▶ Extracted records
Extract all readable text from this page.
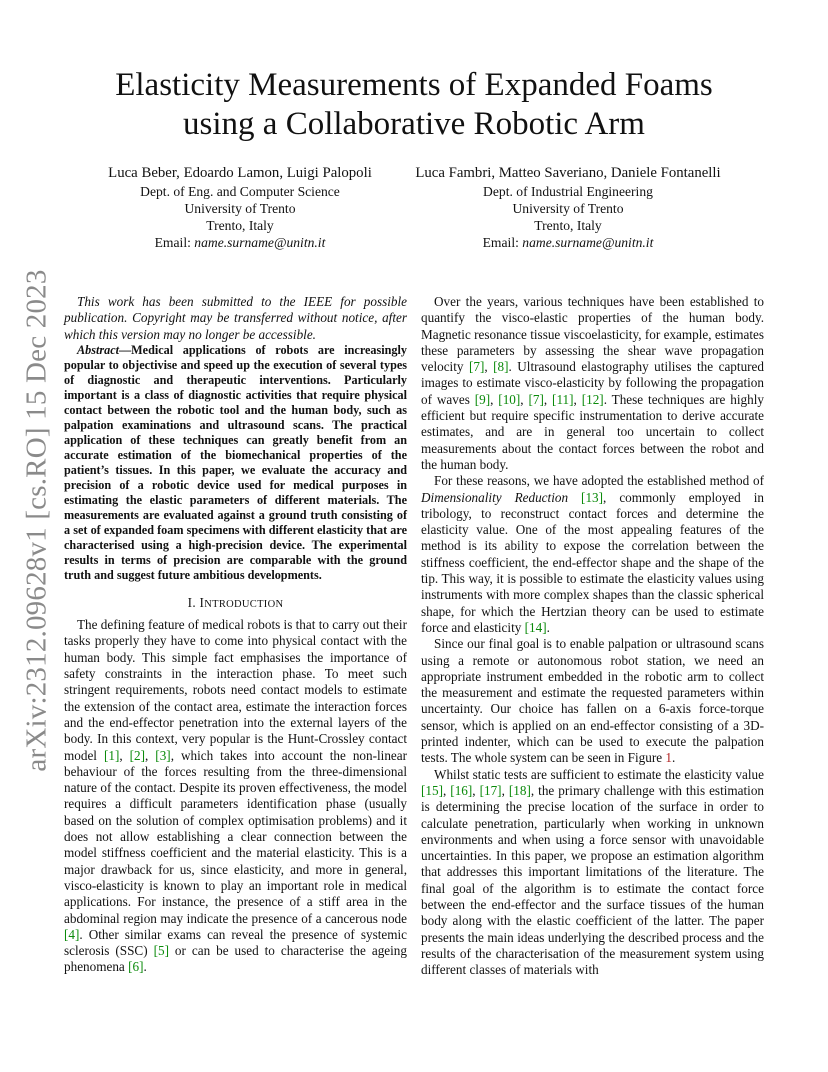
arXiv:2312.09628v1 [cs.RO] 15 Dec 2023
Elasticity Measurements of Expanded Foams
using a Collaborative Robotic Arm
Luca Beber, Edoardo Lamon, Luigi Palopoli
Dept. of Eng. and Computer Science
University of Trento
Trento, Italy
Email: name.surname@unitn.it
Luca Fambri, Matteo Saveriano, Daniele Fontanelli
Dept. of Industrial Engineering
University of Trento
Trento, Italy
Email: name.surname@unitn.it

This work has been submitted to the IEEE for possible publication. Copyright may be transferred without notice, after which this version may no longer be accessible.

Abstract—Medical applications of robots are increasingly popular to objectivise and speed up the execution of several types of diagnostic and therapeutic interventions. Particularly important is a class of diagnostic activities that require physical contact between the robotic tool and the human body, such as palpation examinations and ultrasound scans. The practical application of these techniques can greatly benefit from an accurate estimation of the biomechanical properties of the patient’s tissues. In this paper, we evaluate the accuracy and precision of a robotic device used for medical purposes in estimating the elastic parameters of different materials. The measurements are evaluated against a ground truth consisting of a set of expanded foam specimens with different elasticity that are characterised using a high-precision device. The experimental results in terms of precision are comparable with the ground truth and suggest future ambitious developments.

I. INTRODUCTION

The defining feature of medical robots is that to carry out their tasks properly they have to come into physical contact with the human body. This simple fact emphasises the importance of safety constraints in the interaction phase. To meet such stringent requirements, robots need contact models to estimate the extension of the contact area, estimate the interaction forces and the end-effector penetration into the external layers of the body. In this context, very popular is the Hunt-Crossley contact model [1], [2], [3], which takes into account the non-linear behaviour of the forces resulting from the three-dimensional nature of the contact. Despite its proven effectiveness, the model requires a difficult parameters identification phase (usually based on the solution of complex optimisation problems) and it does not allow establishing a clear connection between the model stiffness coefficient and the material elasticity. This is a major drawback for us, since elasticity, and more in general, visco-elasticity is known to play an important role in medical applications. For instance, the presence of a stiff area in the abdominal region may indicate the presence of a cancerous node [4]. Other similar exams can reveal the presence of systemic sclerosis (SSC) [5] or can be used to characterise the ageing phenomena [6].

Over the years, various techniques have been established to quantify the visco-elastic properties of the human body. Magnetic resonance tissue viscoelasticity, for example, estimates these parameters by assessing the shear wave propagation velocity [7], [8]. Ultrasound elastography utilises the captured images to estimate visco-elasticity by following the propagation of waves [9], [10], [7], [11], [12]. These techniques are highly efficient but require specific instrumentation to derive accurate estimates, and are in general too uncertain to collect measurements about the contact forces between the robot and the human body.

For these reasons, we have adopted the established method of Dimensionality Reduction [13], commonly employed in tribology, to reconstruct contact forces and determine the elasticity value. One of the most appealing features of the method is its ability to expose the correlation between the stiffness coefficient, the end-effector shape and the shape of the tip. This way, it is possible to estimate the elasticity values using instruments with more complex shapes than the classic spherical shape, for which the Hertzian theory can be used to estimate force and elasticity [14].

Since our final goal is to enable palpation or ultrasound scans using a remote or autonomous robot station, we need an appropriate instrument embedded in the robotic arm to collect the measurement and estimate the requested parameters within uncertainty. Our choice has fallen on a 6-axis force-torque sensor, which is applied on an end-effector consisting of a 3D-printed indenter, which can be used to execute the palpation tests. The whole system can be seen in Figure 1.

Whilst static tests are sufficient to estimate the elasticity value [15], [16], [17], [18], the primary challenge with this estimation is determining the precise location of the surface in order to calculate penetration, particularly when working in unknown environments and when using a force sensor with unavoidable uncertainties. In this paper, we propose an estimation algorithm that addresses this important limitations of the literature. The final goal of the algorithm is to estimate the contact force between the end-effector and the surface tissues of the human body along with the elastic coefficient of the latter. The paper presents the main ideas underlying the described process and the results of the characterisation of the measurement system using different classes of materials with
---
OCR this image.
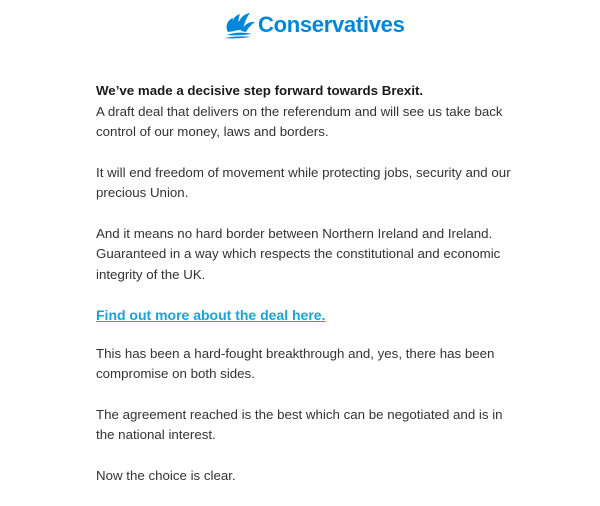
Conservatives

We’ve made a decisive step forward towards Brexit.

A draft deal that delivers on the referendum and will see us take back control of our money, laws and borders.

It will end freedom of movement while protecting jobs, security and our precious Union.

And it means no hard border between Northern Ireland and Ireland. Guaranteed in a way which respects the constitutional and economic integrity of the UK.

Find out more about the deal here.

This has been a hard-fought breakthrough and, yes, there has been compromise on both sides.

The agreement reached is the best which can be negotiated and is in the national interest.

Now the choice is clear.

▶ What this task involves
Pull out each line of the records holding the string "scans".

▶ Response for this exercise
Abstract—Medical applications of robots are increasingly popular to objectivise and speed up the execution of several types of diagnostic and therapeutic interventions. Particularly important is a class of diagnostic activities that require physical contact between the robotic tool and the human body, such as palpation examinations and ultrasound scans. The practical application of these techniques can greatly benefit from an accurate estimation of the biomechanical properties of the patient’s tissues. In this paper, we evaluate the accuracy and precision of a robotic device used for medical purposes in estimating the elastic parameters of different materials. The measurements are evaluated against a ground truth consisting of a set of expanded foam specimens with different elasticity that are characterised using a high-precision device. The experimental results in terms of precision are comparable with the ground truth and suggest future ambitious developments.
Since our final goal is to enable palpation or ultrasound scans using a remote or autonomous robot station, we need an appropriate instrument embedded in the robotic arm to collect the measurement and estimate the requested parameters within uncertainty. Our choice has fallen on a 6-axis force-torque sensor, which is applied on an end-effector consisting of a 3D-printed indenter, which can be used to execute the palpation tests. The whole system can be seen in Figure 1.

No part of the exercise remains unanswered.